Transcribe the entries that follow, word for word.

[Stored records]

——————

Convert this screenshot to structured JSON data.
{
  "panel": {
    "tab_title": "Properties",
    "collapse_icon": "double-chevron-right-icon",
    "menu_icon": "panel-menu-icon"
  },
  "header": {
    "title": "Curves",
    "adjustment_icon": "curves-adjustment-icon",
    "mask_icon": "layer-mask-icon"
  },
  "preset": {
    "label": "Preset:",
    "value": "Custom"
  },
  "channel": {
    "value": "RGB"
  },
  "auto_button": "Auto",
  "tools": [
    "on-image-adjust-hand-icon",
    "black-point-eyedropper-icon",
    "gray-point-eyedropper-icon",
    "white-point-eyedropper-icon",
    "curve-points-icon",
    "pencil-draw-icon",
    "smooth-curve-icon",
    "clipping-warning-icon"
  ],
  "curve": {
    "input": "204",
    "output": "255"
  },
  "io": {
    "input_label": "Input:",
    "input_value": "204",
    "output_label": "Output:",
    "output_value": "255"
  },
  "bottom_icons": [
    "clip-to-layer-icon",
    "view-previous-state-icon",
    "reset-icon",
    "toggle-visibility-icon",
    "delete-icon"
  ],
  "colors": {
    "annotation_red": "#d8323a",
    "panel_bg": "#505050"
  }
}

——————

[Full answer]
Convert this screenshot to structured JSON data.
{
  "panel": {
    "tab_title": "Properties",
    "collapse_icon": "double-chevron-right-icon",
    "menu_icon": "panel-menu-icon"
  },
  "header": {
    "title": "Curves",
    "adjustment_icon": "curves-adjustment-icon",
    "mask_icon": "layer-mask-icon"
  },
  "preset": {
    "label": "Preset:",
    "value": "Custom"
  },
  "channel": {
    "value": "RGB"
  },
  "auto_button": "Auto",
  "tools": [
    "on-image-adjust-hand-icon",
    "black-point-eyedropper-icon",
    "gray-point-eyedropper-icon",
    "white-point-eyedropper-icon",
    "curve-points-icon",
    "pencil-draw-icon",
    "smooth-curve-icon",
    "clipping-warning-icon"
  ],
  "curve": {
    "input": "204",
    "output": "255"
  },
  "io": {
    "input_label": "Input:",
    "input_value": "204",
    "output_label": "Output:",
    "output_value": "255"
  },
  "bottom_icons": [
    "clip-to-layer-icon",
    "view-previous-state-icon",
    "reset-icon",
    "toggle-visibility-icon",
    "delete-icon"
  ],
  "colors": {
    "annotation_red": "#d8323a",
    "panel_bg": "#505050"
  }
}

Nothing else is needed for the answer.